## SUPPLIED MATERIAL:
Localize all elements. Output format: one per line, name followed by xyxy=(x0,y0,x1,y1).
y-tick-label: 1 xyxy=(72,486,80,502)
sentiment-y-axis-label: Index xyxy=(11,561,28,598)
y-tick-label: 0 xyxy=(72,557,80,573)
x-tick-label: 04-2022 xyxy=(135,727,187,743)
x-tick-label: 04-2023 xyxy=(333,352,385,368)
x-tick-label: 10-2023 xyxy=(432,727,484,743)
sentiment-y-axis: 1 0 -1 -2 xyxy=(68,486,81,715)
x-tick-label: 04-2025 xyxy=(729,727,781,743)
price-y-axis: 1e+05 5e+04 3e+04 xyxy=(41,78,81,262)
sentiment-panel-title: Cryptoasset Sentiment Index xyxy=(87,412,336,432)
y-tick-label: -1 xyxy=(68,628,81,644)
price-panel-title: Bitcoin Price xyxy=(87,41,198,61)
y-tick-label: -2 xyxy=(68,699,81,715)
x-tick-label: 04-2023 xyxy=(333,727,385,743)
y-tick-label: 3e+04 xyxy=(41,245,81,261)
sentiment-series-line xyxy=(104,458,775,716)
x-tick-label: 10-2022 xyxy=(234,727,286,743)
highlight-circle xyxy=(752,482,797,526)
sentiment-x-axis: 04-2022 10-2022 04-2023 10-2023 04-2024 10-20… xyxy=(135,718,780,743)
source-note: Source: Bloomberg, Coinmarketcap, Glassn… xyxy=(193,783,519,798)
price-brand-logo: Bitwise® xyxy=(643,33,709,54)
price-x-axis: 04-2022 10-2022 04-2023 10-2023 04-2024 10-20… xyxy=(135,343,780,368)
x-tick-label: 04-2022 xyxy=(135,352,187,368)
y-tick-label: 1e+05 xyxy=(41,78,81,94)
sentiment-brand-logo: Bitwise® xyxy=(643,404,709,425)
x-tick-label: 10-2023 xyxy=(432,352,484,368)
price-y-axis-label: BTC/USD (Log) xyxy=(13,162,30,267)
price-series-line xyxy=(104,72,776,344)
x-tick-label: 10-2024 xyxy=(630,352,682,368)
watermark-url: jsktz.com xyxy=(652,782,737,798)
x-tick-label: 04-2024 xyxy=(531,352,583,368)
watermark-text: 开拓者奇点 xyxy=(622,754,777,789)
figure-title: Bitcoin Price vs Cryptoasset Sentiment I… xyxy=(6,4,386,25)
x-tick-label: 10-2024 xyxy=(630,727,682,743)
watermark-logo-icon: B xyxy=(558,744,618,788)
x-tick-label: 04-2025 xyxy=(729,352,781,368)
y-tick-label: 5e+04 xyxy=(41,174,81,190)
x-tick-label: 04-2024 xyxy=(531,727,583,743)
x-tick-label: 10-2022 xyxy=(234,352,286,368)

## TO BE DONE:
Write out every item above again, swapping each "x-tick-label" for "x-axis-tick" and leaving the rest unchanged.

## ANSWER TO THIS TASK:
Localize all elements. Output format: one per line, name followed by xyxy=(x0,y0,x1,y1).
y-tick-label: 1 xyxy=(72,486,80,502)
sentiment-y-axis-label: Index xyxy=(11,561,28,598)
y-tick-label: 0 xyxy=(72,557,80,573)
x-axis-tick: 04-2022 xyxy=(135,727,187,743)
x-axis-tick: 04-2023 xyxy=(333,352,385,368)
x-axis-tick: 10-2023 xyxy=(432,727,484,743)
sentiment-y-axis: 1 0 -1 -2 xyxy=(68,486,81,715)
x-axis-tick: 04-2025 xyxy=(729,727,781,743)
price-y-axis: 1e+05 5e+04 3e+04 xyxy=(41,78,81,262)
sentiment-panel-title: Cryptoasset Sentiment Index xyxy=(87,412,336,432)
y-tick-label: -1 xyxy=(68,628,81,644)
price-panel-title: Bitcoin Price xyxy=(87,41,198,61)
y-tick-label: -2 xyxy=(68,699,81,715)
x-axis-tick: 04-2023 xyxy=(333,727,385,743)
y-tick-label: 3e+04 xyxy=(41,245,81,261)
sentiment-series-line xyxy=(104,458,775,716)
x-axis-tick: 10-2022 xyxy=(234,727,286,743)
highlight-circle xyxy=(752,482,797,526)
sentiment-x-axis: 04-2022 10-2022 04-2023 10-2023 04-2024 10-20… xyxy=(135,718,780,743)
source-note: Source: Bloomberg, Coinmarketcap, Glassn… xyxy=(193,783,519,798)
price-brand-logo: Bitwise® xyxy=(643,33,709,54)
price-x-axis: 04-2022 10-2022 04-2023 10-2023 04-2024 10-20… xyxy=(135,343,780,368)
x-axis-tick: 04-2022 xyxy=(135,352,187,368)
y-tick-label: 1e+05 xyxy=(41,78,81,94)
sentiment-brand-logo: Bitwise® xyxy=(643,404,709,425)
x-axis-tick: 10-2023 xyxy=(432,352,484,368)
price-y-axis-label: BTC/USD (Log) xyxy=(13,162,30,267)
price-series-line xyxy=(104,72,776,344)
x-axis-tick: 10-2024 xyxy=(630,352,682,368)
watermark-url: jsktz.com xyxy=(652,782,737,798)
x-axis-tick: 04-2024 xyxy=(531,352,583,368)
watermark-text: 开拓者奇点 xyxy=(622,754,777,789)
figure-title: Bitcoin Price vs Cryptoasset Sentiment I… xyxy=(6,4,386,25)
x-axis-tick: 10-2024 xyxy=(630,727,682,743)
watermark-logo-icon: B xyxy=(558,744,618,788)
x-axis-tick: 04-2025 xyxy=(729,352,781,368)
y-tick-label: 5e+04 xyxy=(41,174,81,190)
x-axis-tick: 04-2024 xyxy=(531,727,583,743)
x-axis-tick: 10-2022 xyxy=(234,352,286,368)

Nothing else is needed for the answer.